Saved entries
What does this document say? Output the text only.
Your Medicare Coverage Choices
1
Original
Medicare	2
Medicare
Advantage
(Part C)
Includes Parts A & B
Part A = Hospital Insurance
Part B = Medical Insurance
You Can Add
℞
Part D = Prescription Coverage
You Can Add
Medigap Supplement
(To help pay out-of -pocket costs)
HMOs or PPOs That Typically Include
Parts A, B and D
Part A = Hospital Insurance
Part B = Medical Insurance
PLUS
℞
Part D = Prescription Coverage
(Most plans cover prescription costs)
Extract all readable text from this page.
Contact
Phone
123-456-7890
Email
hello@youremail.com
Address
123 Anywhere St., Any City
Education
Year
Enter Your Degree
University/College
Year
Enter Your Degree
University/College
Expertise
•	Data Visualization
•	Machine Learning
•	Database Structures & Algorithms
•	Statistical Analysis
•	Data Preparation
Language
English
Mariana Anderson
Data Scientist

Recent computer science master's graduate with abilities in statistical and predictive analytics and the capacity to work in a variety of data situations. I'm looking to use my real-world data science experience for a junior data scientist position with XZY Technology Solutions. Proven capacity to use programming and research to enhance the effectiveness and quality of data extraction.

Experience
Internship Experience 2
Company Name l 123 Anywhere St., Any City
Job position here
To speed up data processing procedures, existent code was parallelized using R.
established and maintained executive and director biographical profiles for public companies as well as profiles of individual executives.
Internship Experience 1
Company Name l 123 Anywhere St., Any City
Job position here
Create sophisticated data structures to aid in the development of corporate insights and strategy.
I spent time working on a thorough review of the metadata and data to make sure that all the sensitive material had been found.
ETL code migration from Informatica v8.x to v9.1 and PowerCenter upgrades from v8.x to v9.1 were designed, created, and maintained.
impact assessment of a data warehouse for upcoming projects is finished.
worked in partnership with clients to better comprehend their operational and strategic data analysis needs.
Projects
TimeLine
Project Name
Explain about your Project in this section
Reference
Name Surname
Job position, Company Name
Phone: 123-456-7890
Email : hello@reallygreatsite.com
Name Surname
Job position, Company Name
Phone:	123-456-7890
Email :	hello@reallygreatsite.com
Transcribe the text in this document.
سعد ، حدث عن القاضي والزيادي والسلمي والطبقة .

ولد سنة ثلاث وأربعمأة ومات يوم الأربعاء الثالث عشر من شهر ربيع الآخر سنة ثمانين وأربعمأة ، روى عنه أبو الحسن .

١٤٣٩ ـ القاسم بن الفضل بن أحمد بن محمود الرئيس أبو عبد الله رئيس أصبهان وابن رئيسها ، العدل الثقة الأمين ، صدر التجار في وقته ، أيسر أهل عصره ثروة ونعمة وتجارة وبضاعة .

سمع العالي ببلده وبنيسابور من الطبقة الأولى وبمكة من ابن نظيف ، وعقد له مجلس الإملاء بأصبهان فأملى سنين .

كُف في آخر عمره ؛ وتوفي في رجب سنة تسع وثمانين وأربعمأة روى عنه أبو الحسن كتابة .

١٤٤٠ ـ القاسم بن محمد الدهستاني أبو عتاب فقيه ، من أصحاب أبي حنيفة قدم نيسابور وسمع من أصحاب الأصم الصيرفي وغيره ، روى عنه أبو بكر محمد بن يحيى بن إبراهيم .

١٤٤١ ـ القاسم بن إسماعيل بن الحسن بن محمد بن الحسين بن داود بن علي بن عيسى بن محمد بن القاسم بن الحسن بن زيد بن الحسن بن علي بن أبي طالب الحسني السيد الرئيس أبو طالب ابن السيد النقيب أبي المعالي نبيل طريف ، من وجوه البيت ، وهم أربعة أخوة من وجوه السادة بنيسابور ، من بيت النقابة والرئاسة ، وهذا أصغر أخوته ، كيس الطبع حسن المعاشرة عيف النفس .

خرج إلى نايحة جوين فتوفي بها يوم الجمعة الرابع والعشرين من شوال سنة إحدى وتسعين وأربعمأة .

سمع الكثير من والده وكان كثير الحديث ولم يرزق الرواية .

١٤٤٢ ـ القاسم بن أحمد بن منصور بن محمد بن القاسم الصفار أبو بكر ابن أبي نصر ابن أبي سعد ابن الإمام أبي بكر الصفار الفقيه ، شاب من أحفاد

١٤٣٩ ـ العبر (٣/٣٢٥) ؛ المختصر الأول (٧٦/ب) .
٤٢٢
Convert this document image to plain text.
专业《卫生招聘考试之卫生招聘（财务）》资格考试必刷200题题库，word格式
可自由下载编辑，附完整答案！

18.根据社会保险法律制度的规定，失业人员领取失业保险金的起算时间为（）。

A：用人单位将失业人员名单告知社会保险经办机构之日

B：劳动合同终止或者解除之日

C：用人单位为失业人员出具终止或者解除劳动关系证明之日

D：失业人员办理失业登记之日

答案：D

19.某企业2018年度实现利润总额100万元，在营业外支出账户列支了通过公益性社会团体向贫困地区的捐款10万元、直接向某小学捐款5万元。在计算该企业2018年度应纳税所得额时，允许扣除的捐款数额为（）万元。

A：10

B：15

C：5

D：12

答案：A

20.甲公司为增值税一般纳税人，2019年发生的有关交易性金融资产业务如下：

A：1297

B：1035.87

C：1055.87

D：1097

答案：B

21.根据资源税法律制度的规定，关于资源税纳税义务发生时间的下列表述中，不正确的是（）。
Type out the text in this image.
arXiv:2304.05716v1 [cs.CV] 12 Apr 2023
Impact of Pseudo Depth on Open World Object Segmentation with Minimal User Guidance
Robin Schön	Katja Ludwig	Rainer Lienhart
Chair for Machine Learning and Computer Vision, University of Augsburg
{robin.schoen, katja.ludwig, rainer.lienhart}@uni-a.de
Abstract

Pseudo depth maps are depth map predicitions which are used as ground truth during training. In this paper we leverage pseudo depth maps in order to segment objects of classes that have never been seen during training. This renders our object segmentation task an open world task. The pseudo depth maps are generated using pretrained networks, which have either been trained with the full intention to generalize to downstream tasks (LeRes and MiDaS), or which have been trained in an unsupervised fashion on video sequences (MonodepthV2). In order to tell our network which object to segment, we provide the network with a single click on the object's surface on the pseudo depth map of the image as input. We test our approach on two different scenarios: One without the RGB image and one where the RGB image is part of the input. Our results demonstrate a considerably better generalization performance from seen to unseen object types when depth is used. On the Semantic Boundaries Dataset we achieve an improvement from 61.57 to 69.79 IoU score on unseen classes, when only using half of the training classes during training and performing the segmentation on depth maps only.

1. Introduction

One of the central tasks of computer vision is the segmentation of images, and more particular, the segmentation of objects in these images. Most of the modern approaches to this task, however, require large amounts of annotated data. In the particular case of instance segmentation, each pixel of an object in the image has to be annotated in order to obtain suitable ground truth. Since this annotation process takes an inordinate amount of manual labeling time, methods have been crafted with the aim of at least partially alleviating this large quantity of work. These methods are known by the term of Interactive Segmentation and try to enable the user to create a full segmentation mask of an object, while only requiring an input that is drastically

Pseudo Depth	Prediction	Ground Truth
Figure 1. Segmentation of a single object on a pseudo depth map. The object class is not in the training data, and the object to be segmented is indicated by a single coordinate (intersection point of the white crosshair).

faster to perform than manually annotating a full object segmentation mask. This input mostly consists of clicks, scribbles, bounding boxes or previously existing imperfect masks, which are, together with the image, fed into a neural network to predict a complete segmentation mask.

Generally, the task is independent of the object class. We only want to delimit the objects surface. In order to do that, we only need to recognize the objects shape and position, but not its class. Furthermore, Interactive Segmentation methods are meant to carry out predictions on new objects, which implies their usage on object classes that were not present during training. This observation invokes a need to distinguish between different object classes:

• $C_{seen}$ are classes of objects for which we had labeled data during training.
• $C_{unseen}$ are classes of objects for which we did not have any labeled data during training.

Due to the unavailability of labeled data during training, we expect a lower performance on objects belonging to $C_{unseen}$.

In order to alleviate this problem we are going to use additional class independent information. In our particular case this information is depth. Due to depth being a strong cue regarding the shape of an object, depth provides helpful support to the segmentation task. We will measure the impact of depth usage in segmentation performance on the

#### Task statement
Lines containing the word "document" are to be tallied; report only the total.

#### Result of this exercise
3